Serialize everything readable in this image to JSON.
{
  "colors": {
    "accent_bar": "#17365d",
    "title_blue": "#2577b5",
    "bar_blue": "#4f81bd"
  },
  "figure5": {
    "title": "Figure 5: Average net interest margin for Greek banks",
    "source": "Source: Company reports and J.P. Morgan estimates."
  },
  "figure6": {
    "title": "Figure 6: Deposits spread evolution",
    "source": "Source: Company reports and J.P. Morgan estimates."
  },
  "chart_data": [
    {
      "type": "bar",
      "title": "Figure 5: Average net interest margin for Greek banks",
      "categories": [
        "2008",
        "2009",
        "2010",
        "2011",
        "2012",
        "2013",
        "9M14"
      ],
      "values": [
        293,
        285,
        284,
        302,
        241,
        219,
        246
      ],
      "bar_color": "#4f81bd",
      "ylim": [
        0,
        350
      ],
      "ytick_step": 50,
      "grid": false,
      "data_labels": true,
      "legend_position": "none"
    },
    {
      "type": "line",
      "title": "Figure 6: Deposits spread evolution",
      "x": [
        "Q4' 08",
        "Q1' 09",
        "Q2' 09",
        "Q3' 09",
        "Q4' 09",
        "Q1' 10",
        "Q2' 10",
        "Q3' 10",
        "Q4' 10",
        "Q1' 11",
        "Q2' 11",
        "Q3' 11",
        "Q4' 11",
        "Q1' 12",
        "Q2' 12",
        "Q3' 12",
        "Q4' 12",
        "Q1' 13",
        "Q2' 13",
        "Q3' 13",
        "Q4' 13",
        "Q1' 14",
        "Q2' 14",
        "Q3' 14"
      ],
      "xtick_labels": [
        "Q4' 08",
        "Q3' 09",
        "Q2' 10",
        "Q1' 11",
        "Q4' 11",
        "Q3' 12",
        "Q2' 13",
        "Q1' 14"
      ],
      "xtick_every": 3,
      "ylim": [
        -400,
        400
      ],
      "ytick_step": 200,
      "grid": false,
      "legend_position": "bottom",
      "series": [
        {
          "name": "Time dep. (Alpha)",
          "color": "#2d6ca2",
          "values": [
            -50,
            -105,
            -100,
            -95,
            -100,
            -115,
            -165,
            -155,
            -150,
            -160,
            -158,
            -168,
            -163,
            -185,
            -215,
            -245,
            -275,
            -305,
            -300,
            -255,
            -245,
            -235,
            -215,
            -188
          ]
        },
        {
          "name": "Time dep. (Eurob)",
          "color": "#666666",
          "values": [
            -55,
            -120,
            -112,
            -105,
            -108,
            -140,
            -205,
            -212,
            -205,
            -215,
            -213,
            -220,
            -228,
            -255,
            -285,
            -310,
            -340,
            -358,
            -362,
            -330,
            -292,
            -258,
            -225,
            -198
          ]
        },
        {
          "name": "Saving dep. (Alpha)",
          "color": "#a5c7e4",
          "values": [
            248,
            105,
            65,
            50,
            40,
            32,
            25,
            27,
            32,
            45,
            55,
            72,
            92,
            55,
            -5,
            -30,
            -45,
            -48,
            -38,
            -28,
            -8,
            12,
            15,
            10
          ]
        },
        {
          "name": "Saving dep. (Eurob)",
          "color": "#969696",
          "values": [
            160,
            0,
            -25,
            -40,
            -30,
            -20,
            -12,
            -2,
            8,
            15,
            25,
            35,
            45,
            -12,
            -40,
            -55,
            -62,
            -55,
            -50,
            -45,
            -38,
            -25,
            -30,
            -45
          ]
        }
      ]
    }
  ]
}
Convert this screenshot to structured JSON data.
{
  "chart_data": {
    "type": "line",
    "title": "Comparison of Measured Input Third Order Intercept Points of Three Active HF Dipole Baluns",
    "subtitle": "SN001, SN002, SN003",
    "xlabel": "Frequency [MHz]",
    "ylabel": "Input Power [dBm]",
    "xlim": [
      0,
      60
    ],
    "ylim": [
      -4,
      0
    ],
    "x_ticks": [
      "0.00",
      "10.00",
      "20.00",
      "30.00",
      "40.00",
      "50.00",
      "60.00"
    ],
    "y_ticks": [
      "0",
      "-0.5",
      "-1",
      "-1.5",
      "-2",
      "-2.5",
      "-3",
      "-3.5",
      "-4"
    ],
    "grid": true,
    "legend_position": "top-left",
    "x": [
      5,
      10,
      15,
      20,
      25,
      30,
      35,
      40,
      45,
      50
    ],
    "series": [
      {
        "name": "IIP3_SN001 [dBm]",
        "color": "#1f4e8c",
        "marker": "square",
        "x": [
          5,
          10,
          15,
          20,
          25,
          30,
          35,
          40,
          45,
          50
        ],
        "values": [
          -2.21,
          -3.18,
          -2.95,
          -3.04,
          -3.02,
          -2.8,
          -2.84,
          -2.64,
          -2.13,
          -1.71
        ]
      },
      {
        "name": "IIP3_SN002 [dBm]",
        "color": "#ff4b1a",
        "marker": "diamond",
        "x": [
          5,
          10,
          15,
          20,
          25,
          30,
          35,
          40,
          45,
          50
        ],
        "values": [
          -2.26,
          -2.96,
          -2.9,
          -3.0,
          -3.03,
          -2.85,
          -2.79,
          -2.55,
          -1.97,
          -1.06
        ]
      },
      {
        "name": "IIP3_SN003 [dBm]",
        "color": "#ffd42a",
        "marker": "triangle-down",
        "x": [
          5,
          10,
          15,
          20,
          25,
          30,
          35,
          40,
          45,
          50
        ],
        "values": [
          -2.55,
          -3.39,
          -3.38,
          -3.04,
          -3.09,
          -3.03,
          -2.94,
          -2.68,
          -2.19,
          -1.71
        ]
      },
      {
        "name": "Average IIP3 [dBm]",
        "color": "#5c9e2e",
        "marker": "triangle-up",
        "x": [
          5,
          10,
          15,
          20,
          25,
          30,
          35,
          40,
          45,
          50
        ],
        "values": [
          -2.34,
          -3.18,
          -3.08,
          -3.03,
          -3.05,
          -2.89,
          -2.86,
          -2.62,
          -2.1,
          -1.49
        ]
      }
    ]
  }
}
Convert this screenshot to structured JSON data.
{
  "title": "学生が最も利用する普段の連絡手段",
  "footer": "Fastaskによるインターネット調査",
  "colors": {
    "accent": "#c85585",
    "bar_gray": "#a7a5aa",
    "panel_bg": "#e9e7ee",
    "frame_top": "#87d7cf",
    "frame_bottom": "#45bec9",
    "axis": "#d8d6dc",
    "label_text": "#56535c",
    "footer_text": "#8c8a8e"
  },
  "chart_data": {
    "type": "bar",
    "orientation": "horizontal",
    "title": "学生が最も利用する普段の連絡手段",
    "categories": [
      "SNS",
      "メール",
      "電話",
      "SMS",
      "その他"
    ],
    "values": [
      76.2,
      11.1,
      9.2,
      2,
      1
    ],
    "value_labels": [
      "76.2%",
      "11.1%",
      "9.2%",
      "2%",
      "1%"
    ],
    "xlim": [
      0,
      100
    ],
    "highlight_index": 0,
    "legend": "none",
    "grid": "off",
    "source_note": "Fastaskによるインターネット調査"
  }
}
+ + + + + + +
• [WRITTEN TASK] Which lines in the records above contain the string "Average"? Copy each one.

• [THE REPLY]
    "title": "Figure 5: Average net interest margin for Greek banks",
      "title": "Figure 5: Average net interest margin for Greek banks",
        "name": "Average IIP3 [dBm]",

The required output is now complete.